WHAT YOU ARE ASKED TO DO: Switch "bbox" to "bounding box" in the lines below, and reproduce everything else unchanged.

WORKING DATA:

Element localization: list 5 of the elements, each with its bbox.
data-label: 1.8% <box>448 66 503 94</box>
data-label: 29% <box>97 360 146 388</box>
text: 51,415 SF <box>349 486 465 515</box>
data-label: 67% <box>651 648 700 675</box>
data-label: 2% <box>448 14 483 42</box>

OUTPUT FOR THIS TASK:
Element localization: list 5 of the elements, each with its bounding box.
data-label: 1.8% <box>448 66 503 94</box>
data-label: 29% <box>97 360 146 388</box>
text: 51,415 SF <box>349 486 465 515</box>
data-label: 67% <box>651 648 700 675</box>
data-label: 2% <box>448 14 483 42</box>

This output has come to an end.